Dataset entries:
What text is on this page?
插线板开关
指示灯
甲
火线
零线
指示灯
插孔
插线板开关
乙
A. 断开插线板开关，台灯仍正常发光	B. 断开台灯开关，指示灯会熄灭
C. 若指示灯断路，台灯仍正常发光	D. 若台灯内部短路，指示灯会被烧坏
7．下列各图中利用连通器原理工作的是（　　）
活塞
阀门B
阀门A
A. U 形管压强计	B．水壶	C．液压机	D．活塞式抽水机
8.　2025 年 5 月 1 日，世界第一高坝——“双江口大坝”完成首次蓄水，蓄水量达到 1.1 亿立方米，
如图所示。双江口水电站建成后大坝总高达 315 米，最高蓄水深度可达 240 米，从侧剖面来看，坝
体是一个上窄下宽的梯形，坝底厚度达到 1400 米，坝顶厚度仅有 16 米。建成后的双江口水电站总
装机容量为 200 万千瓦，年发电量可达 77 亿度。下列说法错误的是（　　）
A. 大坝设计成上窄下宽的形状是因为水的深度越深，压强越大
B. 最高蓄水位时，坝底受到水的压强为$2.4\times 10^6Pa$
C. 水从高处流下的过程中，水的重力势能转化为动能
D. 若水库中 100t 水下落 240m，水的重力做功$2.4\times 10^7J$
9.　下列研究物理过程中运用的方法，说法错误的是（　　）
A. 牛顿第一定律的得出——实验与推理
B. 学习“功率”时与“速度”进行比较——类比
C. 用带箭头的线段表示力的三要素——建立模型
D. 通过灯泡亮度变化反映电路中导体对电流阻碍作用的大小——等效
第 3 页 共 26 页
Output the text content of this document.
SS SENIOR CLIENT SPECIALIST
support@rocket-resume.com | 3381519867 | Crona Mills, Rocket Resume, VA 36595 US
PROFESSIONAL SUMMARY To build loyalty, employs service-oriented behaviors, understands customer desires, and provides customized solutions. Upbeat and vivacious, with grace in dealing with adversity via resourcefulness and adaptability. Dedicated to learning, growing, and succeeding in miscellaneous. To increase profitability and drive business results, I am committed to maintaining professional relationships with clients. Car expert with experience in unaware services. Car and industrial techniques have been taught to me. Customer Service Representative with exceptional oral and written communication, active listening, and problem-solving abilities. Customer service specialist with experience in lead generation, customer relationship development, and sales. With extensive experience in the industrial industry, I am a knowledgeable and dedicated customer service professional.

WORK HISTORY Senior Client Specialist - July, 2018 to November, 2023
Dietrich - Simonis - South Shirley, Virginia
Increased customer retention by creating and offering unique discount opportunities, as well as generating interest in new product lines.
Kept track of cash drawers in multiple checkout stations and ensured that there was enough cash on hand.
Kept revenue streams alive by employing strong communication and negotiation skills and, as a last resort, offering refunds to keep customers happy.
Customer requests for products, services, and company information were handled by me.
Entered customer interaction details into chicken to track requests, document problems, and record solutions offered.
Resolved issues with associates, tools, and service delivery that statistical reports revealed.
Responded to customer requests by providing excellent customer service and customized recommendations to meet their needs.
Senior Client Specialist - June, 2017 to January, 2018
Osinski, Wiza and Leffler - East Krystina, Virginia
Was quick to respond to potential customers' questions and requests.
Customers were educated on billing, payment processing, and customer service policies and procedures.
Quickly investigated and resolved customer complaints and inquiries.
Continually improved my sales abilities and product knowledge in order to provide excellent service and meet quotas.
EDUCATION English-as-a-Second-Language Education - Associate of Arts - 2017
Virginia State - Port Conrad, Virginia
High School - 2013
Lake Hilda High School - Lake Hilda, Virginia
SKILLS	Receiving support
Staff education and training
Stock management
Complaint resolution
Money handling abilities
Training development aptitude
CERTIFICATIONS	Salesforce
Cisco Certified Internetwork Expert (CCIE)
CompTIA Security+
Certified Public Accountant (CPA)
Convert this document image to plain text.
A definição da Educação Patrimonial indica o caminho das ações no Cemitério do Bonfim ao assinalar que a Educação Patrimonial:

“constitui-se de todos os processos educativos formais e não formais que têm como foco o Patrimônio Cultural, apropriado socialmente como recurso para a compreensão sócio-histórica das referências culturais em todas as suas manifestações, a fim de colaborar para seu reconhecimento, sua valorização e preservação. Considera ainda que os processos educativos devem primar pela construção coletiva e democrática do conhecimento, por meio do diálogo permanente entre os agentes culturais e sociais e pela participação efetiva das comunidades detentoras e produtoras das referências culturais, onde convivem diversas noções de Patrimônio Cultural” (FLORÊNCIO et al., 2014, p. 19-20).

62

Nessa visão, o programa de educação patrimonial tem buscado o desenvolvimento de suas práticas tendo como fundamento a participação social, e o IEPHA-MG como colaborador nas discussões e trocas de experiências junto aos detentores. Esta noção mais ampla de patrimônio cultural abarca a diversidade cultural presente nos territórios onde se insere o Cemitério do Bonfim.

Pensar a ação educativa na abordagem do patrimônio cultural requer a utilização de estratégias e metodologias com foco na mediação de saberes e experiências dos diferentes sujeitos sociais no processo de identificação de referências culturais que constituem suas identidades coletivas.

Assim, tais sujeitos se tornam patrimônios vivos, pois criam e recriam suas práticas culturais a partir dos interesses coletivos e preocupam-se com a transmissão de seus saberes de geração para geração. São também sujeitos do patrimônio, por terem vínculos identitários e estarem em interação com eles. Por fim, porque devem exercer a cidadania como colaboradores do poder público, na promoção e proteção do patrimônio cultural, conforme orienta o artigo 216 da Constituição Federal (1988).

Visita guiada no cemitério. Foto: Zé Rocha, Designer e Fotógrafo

Direction: Where a line contains the string "abilities", extract that line.

Response below:
PROFESSIONAL SUMMARY To build loyalty, employs service-oriented behaviors, understands customer desires, and provides customized solutions. Upbeat and vivacious, with grace in dealing with adversity via resourcefulness and adaptability. Dedicated to learning, growing, and succeeding in miscellaneous. To increase profitability and drive business results, I am committed to maintaining professional relationships with clients. Car expert with experience in unaware services. Car and industrial techniques have been taught to me. Customer Service Representative with exceptional oral and written communication, active listening, and problem-solving abilities. Customer service specialist with experience in lead generation, customer relationship development, and sales. With extensive experience in the industrial industry, I am a knowledgeable and dedicated customer service professional.
Continually improved my sales abilities and product knowledge in order to provide excellent service and meet quotas.
Money handling abilities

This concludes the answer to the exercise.